WHAT YOU WILL DO - Without the pictures, return all of the material exactly as written.
════════
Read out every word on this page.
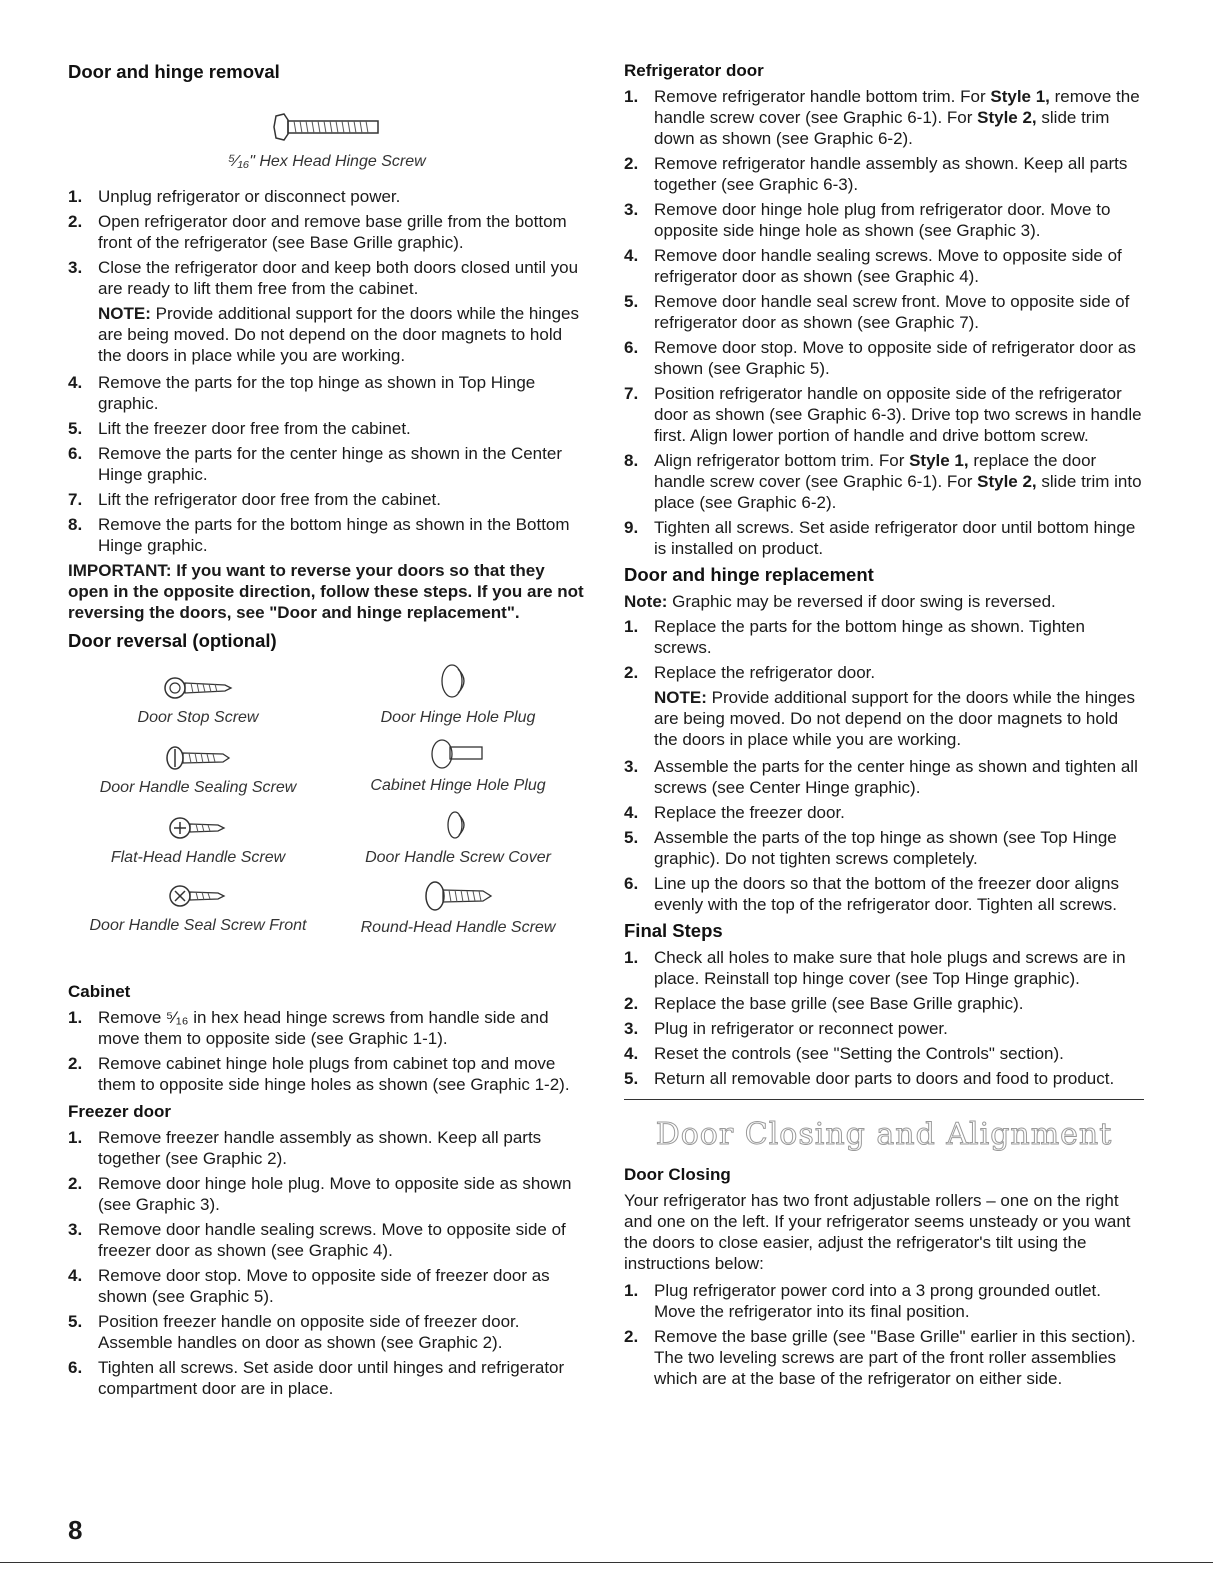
Door and hinge removal
⁵⁄₁₆" Hex Head Hinge Screw
1. Unplug refrigerator or disconnect power.
2. Open refrigerator door and remove base grille from the bottom front of the refrigerator (see Base Grille graphic).
3. Close the refrigerator door and keep both doors closed until you are ready to lift them free from the cabinet.
NOTE: Provide additional support for the doors while the hinges are being moved. Do not depend on the door magnets to hold the doors in place while you are working.
4. Remove the parts for the top hinge as shown in Top Hinge graphic.
5. Lift the freezer door free from the cabinet.
6. Remove the parts for the center hinge as shown in the Center Hinge graphic.
7. Lift the refrigerator door free from the cabinet.
8. Remove the parts for the bottom hinge as shown in the Bottom Hinge graphic.
IMPORTANT: If you want to reverse your doors so that they open in the opposite direction, follow these steps. If you are not reversing the doors, see "Door and hinge replacement".
Door reversal (optional)
Door Stop Screw	Door Hinge Hole Plug
Door Handle Sealing Screw	Cabinet Hinge Hole Plug
Flat-Head Handle Screw	Door Handle Screw Cover
Door Handle Seal Screw Front	Round-Head Handle Screw
Cabinet
1. Remove ⁵⁄₁₆ in hex head hinge screws from handle side and move them to opposite side (see Graphic 1-1).
2. Remove cabinet hinge hole plugs from cabinet top and move them to opposite side hinge holes as shown (see Graphic 1-2).
Freezer door
1. Remove freezer handle assembly as shown. Keep all parts together (see Graphic 2).
2. Remove door hinge hole plug. Move to opposite side as shown (see Graphic 3).
3. Remove door handle sealing screws. Move to opposite side of freezer door as shown (see Graphic 4).
4. Remove door stop. Move to opposite side of freezer door as shown (see Graphic 5).
5. Position freezer handle on opposite side of freezer door. Assemble handles on door as shown (see Graphic 2).
6. Tighten all screws. Set aside door until hinges and refrigerator compartment door are in place.
Refrigerator door
1. Remove refrigerator handle bottom trim. For Style 1, remove the handle screw cover (see Graphic 6-1). For Style 2, slide trim down as shown (see Graphic 6-2).
2. Remove refrigerator handle assembly as shown. Keep all parts together (see Graphic 6-3).
3. Remove door hinge hole plug from refrigerator door. Move to opposite side hinge hole as shown (see Graphic 3).
4. Remove door handle sealing screws. Move to opposite side of refrigerator door as shown (see Graphic 4).
5. Remove door handle seal screw front. Move to opposite side of refrigerator door as shown (see Graphic 7).
6. Remove door stop. Move to opposite side of refrigerator door as shown (see Graphic 5).
7. Position refrigerator handle on opposite side of the refrigerator door as shown (see Graphic 6-3). Drive top two screws in handle first. Align lower portion of handle and drive bottom screw.
8. Align refrigerator bottom trim. For Style 1, replace the door handle screw cover (see Graphic 6-1). For Style 2, slide trim into place (see Graphic 6-2).
9. Tighten all screws. Set aside refrigerator door until bottom hinge is installed on product.
Door and hinge replacement

Note: Graphic may be reversed if door swing is reversed.

1. Replace the parts for the bottom hinge as shown. Tighten screws.
2. Replace the refrigerator door.
NOTE: Provide additional support for the doors while the hinges are being moved. Do not depend on the door magnets to hold the doors in place while you are working.
3. Assemble the parts for the center hinge as shown and tighten all screws (see Center Hinge graphic).
4. Replace the freezer door.
5. Assemble the parts of the top hinge as shown (see Top Hinge graphic). Do not tighten screws completely.
6. Line up the doors so that the bottom of the freezer door aligns evenly with the top of the refrigerator door. Tighten all screws.
Final Steps
1. Check all holes to make sure that hole plugs and screws are in place. Reinstall top hinge cover (see Top Hinge graphic).
2. Replace the base grille (see Base Grille graphic).
3. Plug in refrigerator or reconnect power.
4. Reset the controls (see "Setting the Controls" section).
5. Return all removable door parts to doors and food to product.
Door Closing and Alignment
Door Closing

Your refrigerator has two front adjustable rollers – one on the right and one on the left. If your refrigerator seems unsteady or you want the doors to close easier, adjust the refrigerator's tilt using the instructions below:

1. Plug refrigerator power cord into a 3 prong grounded outlet. Move the refrigerator into its final position.
2. Remove the base grille (see "Base Grille" earlier in this section). The two leveling screws are part of the front roller assemblies which are at the base of the refrigerator on either side.
8
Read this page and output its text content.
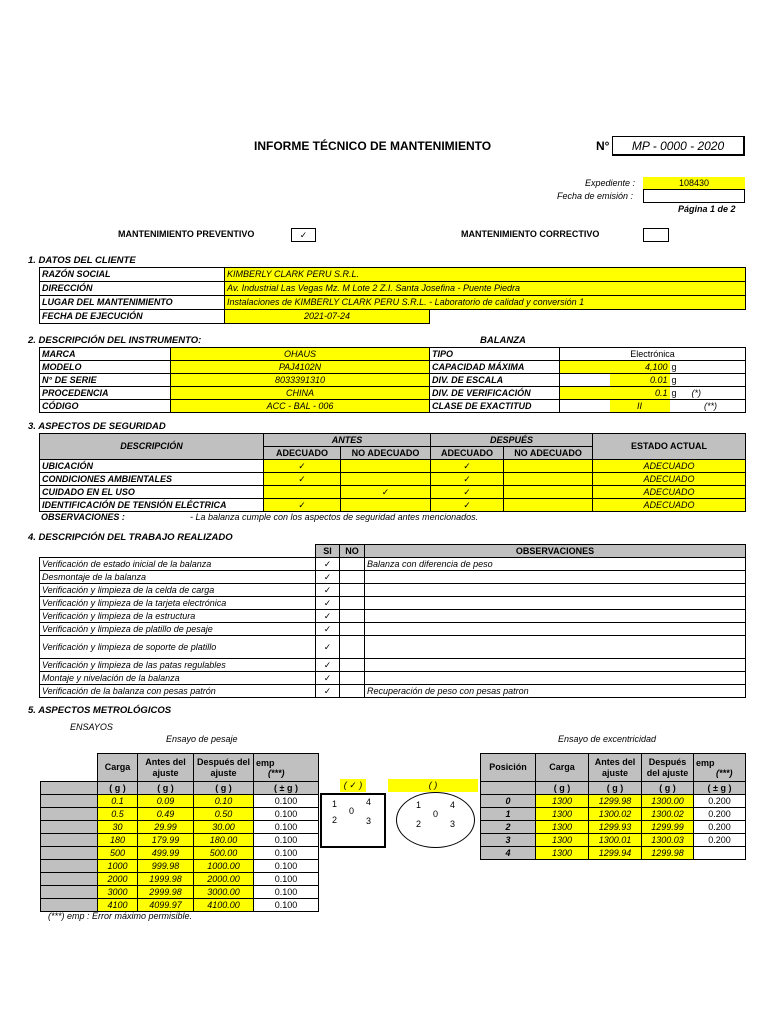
INFORME TÉCNICO DE MANTENIMIENTO	N°	MP - 0000 - 2020
Expediente :	108430
Fecha de emisión :
Página 1 de 2
MANTENIMIENTO PREVENTIVO	✓	MANTENIMIENTO CORRECTIVO
1. DATOS DEL CLIENTE
RAZÓN SOCIAL	KIMBERLY CLARK PERU S.R.L.	
DIRECCIÓN	Av. Industrial Las Vegas Mz. M Lote 2 Z.I. Santa Josefina - Puente Piedra	
LUGAR DEL MANTENIMIENTO	Instalaciones de KIMBERLY CLARK PERU S.R.L. - Laboratorio de calidad y conversión 1	
FECHA DE EJECUCIÓN	2021-07-24	
2. DESCRIPCIÓN DEL INSTRUMENTO:	BALANZA
MARCA	OHAUS	TIPO	Electrónica		
MODELO	PAJ4102N	CAPACIDAD MÁXIMA		4,100	g
N° DE SERIE	8033391310	DIV. DE ESCALA		0.01	g
PROCEDENCIA	CHINA	DIV. DE VERIFICACIÓN		0.1	g (*)
CÓDIGO	ACC - BAL - 006	CLASE DE EXACTITUD		II	(**)
3. ASPECTOS DE SEGURIDAD
DESCRIPCIÓN	ANTES		DESPUÉS		ESTADO ACTUAL
	ADECUADO	NO ADECUADO	ADECUADO	NO ADECUADO	
UBICACIÓN	✓		✓		ADECUADO
CONDICIONES AMBIENTALES	✓		✓		ADECUADO
CUIDADO EN EL USO		✓	✓		ADECUADO
IDENTIFICACIÓN DE TENSIÓN ELÉCTRICA	✓		✓		ADECUADO
OBSERVACIONES :	- La balanza cumple con los aspectos de seguridad antes mencionados.
4. DESCRIPCIÓN DEL TRABAJO REALIZADO
	SI	NO	OBSERVACIONES
Verificación de estado inicial de la balanza	✓		Balanza con diferencia de peso
Desmontaje de la balanza	✓		
Verificación y limpieza de la celda de carga	✓		
Verificación y limpieza de la tarjeta electrónica	✓		
Verificación y limpieza de la estructura	✓		
Verificación y limpieza de platillo de pesaje	✓		
Verificación y limpieza de soporte de platillo	✓		
Verificación y limpieza de las patas regulables	✓		
Montaje y nivelación de la balanza	✓		
Verificación de la balanza con pesas patrón	✓		Recuperación de peso con pesas patron
5. ASPECTOS METROLÓGICOS
ENSAYOS
Ensayo de pesaje	Ensayo de excentricidad
	Carga	Antes del ajuste	Después del ajuste	emp
(***)
	( g )	( g )	( g )	( ± g )
	0.1	0.09	0.10	0.100
	0.5	0.49	0.50	0.100
	30	29.99	30.00	0.100
	180	179.99	180.00	0.100
	500	499.99	500.00	0.100
	1000	999.98	1000.00	0.100
	2000	1999.98	2000.00	0.100
	3000	2999.98	3000.00	0.100
	4100	4099.97	4100.00	0.100
( ✓ )	( )
1	4
0
2	3
1	4
0
2	3
Posición	Carga	Antes del ajuste	Después del ajuste	emp
(***)
	( g )	( g )	( g )	( ± g )
0	1300	1299.98	1300.00	0.200
1	1300	1300.02	1300.02	0.200
2	1300	1299.93	1299.99	0.200
3	1300	1300.01	1300.03	0.200
4	1300	1299.94	1299.98	
(***) emp : Error máximo permisible.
════════
RESULT FOR THIS EXERCISE -
Read out every word on this page.
Door and hinge removal
⁵⁄₁₆" Hex Head Hinge Screw
1. Unplug refrigerator or disconnect power.
2. Open refrigerator door and remove base grille from the bottom front of the refrigerator (see Base Grille graphic).
3. Close the refrigerator door and keep both doors closed until you are ready to lift them free from the cabinet.
NOTE: Provide additional support for the doors while the hinges are being moved. Do not depend on the door magnets to hold the doors in place while you are working.
4. Remove the parts for the top hinge as shown in Top Hinge graphic.
5. Lift the freezer door free from the cabinet.
6. Remove the parts for the center hinge as shown in the Center Hinge graphic.
7. Lift the refrigerator door free from the cabinet.
8. Remove the parts for the bottom hinge as shown in the Bottom Hinge graphic.
IMPORTANT: If you want to reverse your doors so that they open in the opposite direction, follow these steps. If you are not reversing the doors, see "Door and hinge replacement".
Door reversal (optional)
Door Stop Screw	Door Hinge Hole Plug
Door Handle Sealing Screw	Cabinet Hinge Hole Plug
Flat-Head Handle Screw	Door Handle Screw Cover
Door Handle Seal Screw Front	Round-Head Handle Screw
Cabinet
1. Remove ⁵⁄₁₆ in hex head hinge screws from handle side and move them to opposite side (see Graphic 1-1).
2. Remove cabinet hinge hole plugs from cabinet top and move them to opposite side hinge holes as shown (see Graphic 1-2).
Freezer door
1. Remove freezer handle assembly as shown. Keep all parts together (see Graphic 2).
2. Remove door hinge hole plug. Move to opposite side as shown (see Graphic 3).
3. Remove door handle sealing screws. Move to opposite side of freezer door as shown (see Graphic 4).
4. Remove door stop. Move to opposite side of freezer door as shown (see Graphic 5).
5. Position freezer handle on opposite side of freezer door. Assemble handles on door as shown (see Graphic 2).
6. Tighten all screws. Set aside door until hinges and refrigerator compartment door are in place.
Refrigerator door
1. Remove refrigerator handle bottom trim. For Style 1, remove the handle screw cover (see Graphic 6-1). For Style 2, slide trim down as shown (see Graphic 6-2).
2. Remove refrigerator handle assembly as shown. Keep all parts together (see Graphic 6-3).
3. Remove door hinge hole plug from refrigerator door. Move to opposite side hinge hole as shown (see Graphic 3).
4. Remove door handle sealing screws. Move to opposite side of refrigerator door as shown (see Graphic 4).
5. Remove door handle seal screw front. Move to opposite side of refrigerator door as shown (see Graphic 7).
6. Remove door stop. Move to opposite side of refrigerator door as shown (see Graphic 5).
7. Position refrigerator handle on opposite side of the refrigerator door as shown (see Graphic 6-3). Drive top two screws in handle first. Align lower portion of handle and drive bottom screw.
8. Align refrigerator bottom trim. For Style 1, replace the door handle screw cover (see Graphic 6-1). For Style 2, slide trim into place (see Graphic 6-2).
9. Tighten all screws. Set aside refrigerator door until bottom hinge is installed on product.
Door and hinge replacement

Note: Graphic may be reversed if door swing is reversed.

1. Replace the parts for the bottom hinge as shown. Tighten screws.
2. Replace the refrigerator door.
NOTE: Provide additional support for the doors while the hinges are being moved. Do not depend on the door magnets to hold the doors in place while you are working.
3. Assemble the parts for the center hinge as shown and tighten all screws (see Center Hinge graphic).
4. Replace the freezer door.
5. Assemble the parts of the top hinge as shown (see Top Hinge graphic). Do not tighten screws completely.
6. Line up the doors so that the bottom of the freezer door aligns evenly with the top of the refrigerator door. Tighten all screws.
Final Steps
1. Check all holes to make sure that hole plugs and screws are in place. Reinstall top hinge cover (see Top Hinge graphic).
2. Replace the base grille (see Base Grille graphic).
3. Plug in refrigerator or reconnect power.
4. Reset the controls (see "Setting the Controls" section).
5. Return all removable door parts to doors and food to product.
Door Closing and Alignment
Door Closing

Your refrigerator has two front adjustable rollers – one on the right and one on the left. If your refrigerator seems unsteady or you want the doors to close easier, adjust the refrigerator's tilt using the instructions below:

1. Plug refrigerator power cord into a 3 prong grounded outlet. Move the refrigerator into its final position.
2. Remove the base grille (see "Base Grille" earlier in this section). The two leveling screws are part of the front roller assemblies which are at the base of the refrigerator on either side.
8
Read this page and output its text content.
INFORME TÉCNICO DE MANTENIMIENTO	N°	MP - 0000 - 2020
Expediente :	108430
Fecha de emisión :
Página 1 de 2
MANTENIMIENTO PREVENTIVO	✓	MANTENIMIENTO CORRECTIVO
1. DATOS DEL CLIENTE
RAZÓN SOCIAL	KIMBERLY CLARK PERU S.R.L.	
DIRECCIÓN	Av. Industrial Las Vegas Mz. M Lote 2 Z.I. Santa Josefina - Puente Piedra	
LUGAR DEL MANTENIMIENTO	Instalaciones de KIMBERLY CLARK PERU S.R.L. - Laboratorio de calidad y conversión 1	
FECHA DE EJECUCIÓN	2021-07-24	
2. DESCRIPCIÓN DEL INSTRUMENTO:	BALANZA
MARCA	OHAUS	TIPO	Electrónica		
MODELO	PAJ4102N	CAPACIDAD MÁXIMA		4,100	g
N° DE SERIE	8033391310	DIV. DE ESCALA		0.01	g
PROCEDENCIA	CHINA	DIV. DE VERIFICACIÓN		0.1	g (*)
CÓDIGO	ACC - BAL - 006	CLASE DE EXACTITUD		II	(**)
3. ASPECTOS DE SEGURIDAD
DESCRIPCIÓN	ANTES		DESPUÉS		ESTADO ACTUAL
	ADECUADO	NO ADECUADO	ADECUADO	NO ADECUADO	
UBICACIÓN	✓		✓		ADECUADO
CONDICIONES AMBIENTALES	✓		✓		ADECUADO
CUIDADO EN EL USO		✓	✓		ADECUADO
IDENTIFICACIÓN DE TENSIÓN ELÉCTRICA	✓		✓		ADECUADO
OBSERVACIONES :	- La balanza cumple con los aspectos de seguridad antes mencionados.
4. DESCRIPCIÓN DEL TRABAJO REALIZADO
	SI	NO	OBSERVACIONES
Verificación de estado inicial de la balanza	✓		Balanza con diferencia de peso
Desmontaje de la balanza	✓		
Verificación y limpieza de la celda de carga	✓		
Verificación y limpieza de la tarjeta electrónica	✓		
Verificación y limpieza de la estructura	✓		
Verificación y limpieza de platillo de pesaje	✓		
Verificación y limpieza de soporte de platillo	✓		
Verificación y limpieza de las patas regulables	✓		
Montaje y nivelación de la balanza	✓		
Verificación de la balanza con pesas patrón	✓		Recuperación de peso con pesas patron
5. ASPECTOS METROLÓGICOS
ENSAYOS
Ensayo de pesaje	Ensayo de excentricidad
	Carga	Antes del ajuste	Después del ajuste	emp
(***)
	( g )	( g )	( g )	( ± g )
	0.1	0.09	0.10	0.100
	0.5	0.49	0.50	0.100
	30	29.99	30.00	0.100
	180	179.99	180.00	0.100
	500	499.99	500.00	0.100
	1000	999.98	1000.00	0.100
	2000	1999.98	2000.00	0.100
	3000	2999.98	3000.00	0.100
	4100	4099.97	4100.00	0.100
( ✓ )	( )
1	4
0
2	3
1	4
0
2	3
Posición	Carga	Antes del ajuste	Después del ajuste	emp
(***)
	( g )	( g )	( g )	( ± g )
0	1300	1299.98	1300.00	0.200
1	1300	1300.02	1300.02	0.200
2	1300	1299.93	1299.99	0.200
3	1300	1300.01	1300.03	0.200
4	1300	1299.94	1299.98	
(***) emp : Error máximo permisible.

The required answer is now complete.